La Grèce, fin des années 30. Nikos a 7 ans quand il
rencontre Gioconda pour la première fois. La fillette a 5 ou 6 ans et vit dans
la maison d’à côté, à Thessalonique. Entourés de leurs cousins et de leurs amis,
Nikos et Gioconda vont grandir ensemble dans les herbes folles du terrain
vague. Une insouciance de courte durée. En 1940, la Grèce est occupée par les
fascistes italiens, suivis en 1941, par les nazis allemands.
L’adolescence est une période où les émotions sont
décuplées. La guerre accentue encore cette fougue. Le cœur bat plus vite, il
aime plus fort. C’est l’heure des frôlements, du rose aux joues et du premier
baiser. C'est l'heure de la première étreinte, de la découverte du corps. Et comme tous les amoureux, Nikos et Gioconda pensent tenir la guerre à
distance. (P.47) : « Chaque
jour nous étions plus forts que la guerre. Car quand la guerre n’existe pas aux
yeux d’un homme, elle est déjà vaincue ». Mais on le sait bien, la
guerre n’a que faire des amoureux.
A 15 ans, Nikos s’engage dans la Résistance. Il ne sera pas
englouti par la guerre mais il ressentira cette intensité de vivre exacerbée
par le danger. (P.43) : « L’heure
la plus calme, pendant toute cette guerre, fut plus forte et bouleversante que
le moment le plus intense en période de paix ». La guerre c’est aussi
les privations, les files d’attente, la famine, la persécution. Comme ces
hommes juifs, rassemblés, agenouillés de force sur la Place de la Liberté,
durant six heures. Pour rien. Pour l’humiliation.
Mais Nikos a Gioconda et Gioconda a Nikos. Cet amour
immense, parce que le premier, parce né pendant la guerre et malgré la guerre.

• Données fournies:

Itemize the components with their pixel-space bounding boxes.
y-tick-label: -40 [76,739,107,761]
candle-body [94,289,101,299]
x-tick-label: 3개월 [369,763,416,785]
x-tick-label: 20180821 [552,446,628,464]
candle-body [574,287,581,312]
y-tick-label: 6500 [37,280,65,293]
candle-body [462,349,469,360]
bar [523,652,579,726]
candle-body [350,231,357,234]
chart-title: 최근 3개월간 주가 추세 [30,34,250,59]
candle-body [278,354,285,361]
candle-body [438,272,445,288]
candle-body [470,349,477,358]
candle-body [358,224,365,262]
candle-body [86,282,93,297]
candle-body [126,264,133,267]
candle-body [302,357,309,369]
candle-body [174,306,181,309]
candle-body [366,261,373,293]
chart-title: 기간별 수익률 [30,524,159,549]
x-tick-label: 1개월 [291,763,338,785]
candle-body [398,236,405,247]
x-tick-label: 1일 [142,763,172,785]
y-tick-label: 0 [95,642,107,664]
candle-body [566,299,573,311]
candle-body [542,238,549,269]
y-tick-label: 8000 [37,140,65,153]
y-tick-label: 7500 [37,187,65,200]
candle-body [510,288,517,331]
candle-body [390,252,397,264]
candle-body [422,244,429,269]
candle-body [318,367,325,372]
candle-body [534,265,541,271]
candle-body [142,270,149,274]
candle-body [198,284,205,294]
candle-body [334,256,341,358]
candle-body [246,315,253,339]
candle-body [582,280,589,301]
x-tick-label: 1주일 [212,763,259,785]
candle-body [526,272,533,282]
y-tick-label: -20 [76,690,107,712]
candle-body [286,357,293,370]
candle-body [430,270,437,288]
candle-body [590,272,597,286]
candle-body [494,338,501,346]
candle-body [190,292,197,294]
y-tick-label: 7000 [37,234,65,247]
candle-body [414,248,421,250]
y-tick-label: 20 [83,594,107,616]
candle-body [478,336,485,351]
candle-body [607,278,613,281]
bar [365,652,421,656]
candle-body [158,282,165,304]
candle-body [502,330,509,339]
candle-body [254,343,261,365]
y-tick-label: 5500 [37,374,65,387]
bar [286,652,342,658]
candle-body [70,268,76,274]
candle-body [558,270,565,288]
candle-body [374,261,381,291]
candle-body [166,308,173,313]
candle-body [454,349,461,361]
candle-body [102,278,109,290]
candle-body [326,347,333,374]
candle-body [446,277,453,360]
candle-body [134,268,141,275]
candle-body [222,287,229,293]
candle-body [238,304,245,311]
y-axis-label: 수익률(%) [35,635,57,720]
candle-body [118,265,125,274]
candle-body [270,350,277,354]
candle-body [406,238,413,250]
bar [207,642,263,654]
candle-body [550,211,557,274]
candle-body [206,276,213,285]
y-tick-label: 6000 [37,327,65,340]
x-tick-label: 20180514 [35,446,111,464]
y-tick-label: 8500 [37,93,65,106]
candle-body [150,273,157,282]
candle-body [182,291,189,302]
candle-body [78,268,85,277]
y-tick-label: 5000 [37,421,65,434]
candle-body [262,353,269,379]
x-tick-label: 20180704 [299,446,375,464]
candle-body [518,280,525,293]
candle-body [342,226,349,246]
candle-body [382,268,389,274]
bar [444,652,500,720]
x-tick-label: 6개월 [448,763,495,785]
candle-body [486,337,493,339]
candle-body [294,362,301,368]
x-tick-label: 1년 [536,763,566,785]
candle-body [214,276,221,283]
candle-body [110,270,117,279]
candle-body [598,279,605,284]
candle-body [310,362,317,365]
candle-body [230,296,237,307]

• Consigne: Poursuivez le texte sur l'amour de Nikos et Gioconda pendant la guerre, en reprenant juste après sa dernière phrase.

• Résultat attendu:
Cet amour comme une bénédiction pour ceux qui ont la chance de le vivre, sera
aussi la malédiction de Nikos. Comment vivre après ? Quand la vie vous a
tout donné, puis tout repris, avant vos vingt ans.
Gioconda est morte à 17 ans, à Auschwitz. Elle a été gazée
et incinérée, comme des millions de juifs. Et comme pour des millions, il ne
reste plus rien d’elle. Pas de corps, pas de tombe, pas de plaque avec son nom
ou son visage. Rien. Même pas la poussière. Nikos Kokantzis a écrit ce livre
pour garder Gioconda vivante. (P.77) : « Je crains parfois qu’arrive un jour où je commencerai d’oublier
les détails. Cette idée me terrifie. Je veux garder en mémoire à jamais tout ce
qui s’est passé entre nous, l’instant le plus infime ».
Ce livre n’est pas le tombeau de Gioconda. Il est la trace
indélébile de sa vie. La preuve qu’elle fût et qu’elle aimât. Aucun bourreau ne
pourra l’effacer. Et nous sommes désormais les héritiers de Gioconda, de Nikos
et de leur amour.
Le Mal a perdu.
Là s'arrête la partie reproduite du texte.